-- Start Supplied data --

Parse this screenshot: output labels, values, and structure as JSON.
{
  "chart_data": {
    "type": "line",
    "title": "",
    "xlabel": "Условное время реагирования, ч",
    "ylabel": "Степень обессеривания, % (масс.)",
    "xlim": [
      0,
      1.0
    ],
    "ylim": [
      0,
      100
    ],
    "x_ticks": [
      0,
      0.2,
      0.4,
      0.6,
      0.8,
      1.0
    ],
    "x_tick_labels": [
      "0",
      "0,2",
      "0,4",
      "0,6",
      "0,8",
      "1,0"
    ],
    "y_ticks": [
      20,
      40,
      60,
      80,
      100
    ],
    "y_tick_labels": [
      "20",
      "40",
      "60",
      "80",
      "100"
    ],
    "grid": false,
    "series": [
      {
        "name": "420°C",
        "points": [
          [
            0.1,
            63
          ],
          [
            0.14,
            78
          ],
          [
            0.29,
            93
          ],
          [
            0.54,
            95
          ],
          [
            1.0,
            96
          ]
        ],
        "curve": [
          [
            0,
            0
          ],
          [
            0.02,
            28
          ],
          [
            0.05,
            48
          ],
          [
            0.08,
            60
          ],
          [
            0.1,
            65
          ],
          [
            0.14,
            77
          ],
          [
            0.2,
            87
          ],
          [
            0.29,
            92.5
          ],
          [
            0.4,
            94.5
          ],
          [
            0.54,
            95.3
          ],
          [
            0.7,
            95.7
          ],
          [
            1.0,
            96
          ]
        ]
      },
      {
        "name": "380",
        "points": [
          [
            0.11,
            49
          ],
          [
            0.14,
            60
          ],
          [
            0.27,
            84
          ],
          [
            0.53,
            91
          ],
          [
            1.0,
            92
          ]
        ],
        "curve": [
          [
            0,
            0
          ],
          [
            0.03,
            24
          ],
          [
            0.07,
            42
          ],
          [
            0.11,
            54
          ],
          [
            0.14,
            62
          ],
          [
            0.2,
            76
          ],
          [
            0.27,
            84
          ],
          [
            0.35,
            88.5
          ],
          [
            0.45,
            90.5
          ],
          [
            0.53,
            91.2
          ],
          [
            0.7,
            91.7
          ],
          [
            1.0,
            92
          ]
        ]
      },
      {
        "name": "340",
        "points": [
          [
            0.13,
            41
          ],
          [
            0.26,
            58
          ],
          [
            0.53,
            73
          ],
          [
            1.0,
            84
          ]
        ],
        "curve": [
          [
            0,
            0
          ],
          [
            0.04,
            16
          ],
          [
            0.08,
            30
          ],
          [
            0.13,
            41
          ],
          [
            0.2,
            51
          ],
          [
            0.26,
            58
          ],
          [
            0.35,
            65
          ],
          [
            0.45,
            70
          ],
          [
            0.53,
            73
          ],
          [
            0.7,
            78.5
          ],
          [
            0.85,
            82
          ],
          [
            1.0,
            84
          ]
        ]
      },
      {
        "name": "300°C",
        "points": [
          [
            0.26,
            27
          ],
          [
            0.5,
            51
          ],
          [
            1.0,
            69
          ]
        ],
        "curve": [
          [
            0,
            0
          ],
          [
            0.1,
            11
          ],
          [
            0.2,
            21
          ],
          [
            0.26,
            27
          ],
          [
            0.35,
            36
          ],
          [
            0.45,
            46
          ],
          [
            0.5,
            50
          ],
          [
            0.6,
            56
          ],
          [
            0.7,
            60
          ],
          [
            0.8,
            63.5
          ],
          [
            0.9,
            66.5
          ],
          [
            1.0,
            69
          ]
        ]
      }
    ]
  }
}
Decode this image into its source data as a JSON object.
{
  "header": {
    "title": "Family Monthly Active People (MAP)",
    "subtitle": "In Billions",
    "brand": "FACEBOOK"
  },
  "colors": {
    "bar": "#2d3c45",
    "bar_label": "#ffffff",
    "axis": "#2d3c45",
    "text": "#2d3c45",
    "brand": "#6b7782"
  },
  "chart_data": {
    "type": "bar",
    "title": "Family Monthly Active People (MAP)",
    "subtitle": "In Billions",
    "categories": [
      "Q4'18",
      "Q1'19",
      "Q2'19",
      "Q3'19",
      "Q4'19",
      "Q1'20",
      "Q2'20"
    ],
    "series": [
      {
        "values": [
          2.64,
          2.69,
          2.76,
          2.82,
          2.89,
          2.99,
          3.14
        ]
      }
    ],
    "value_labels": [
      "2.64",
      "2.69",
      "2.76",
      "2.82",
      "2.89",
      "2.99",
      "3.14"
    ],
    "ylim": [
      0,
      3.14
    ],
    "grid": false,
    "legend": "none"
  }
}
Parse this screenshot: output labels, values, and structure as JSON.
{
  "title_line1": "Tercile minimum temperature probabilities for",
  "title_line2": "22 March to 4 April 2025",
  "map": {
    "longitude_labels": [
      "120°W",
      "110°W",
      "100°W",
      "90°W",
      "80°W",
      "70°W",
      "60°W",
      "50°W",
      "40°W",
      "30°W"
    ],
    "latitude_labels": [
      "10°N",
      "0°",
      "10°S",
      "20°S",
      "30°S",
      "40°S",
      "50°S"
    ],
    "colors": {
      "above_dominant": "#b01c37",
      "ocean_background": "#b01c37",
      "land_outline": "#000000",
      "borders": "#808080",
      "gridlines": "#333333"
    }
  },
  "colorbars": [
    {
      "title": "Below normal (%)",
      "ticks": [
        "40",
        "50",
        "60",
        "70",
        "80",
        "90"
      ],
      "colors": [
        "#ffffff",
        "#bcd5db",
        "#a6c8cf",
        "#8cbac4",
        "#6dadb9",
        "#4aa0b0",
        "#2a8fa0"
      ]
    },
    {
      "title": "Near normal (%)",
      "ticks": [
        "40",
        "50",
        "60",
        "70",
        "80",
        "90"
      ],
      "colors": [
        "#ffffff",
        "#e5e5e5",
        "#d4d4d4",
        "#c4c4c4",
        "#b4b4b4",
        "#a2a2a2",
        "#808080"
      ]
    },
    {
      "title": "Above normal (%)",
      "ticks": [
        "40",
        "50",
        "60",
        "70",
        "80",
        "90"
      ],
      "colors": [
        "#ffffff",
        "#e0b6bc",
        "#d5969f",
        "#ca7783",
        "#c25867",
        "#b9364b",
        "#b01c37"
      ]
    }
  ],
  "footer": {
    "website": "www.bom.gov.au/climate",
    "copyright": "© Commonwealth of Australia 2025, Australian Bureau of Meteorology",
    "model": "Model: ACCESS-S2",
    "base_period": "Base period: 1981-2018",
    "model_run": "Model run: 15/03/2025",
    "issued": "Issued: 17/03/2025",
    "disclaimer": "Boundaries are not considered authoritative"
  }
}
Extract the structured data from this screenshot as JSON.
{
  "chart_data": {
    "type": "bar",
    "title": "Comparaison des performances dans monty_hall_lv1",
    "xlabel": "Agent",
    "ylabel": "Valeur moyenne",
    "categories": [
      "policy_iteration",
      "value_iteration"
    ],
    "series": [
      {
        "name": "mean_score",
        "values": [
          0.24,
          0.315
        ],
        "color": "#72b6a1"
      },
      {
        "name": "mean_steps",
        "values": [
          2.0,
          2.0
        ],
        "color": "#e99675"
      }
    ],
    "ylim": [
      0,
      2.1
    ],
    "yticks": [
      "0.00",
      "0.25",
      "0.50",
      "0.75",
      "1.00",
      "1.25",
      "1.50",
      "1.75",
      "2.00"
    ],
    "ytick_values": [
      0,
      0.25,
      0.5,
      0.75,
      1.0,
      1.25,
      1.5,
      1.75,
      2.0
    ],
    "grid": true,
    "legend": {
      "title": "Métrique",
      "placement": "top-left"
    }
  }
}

-- End Supplied data --

* What is expected: Make a list of all lines in the data that contain "Model".

* Result:
    "model": "Model: ACCESS-S2",
    "model_run": "Model run: 15/03/2025",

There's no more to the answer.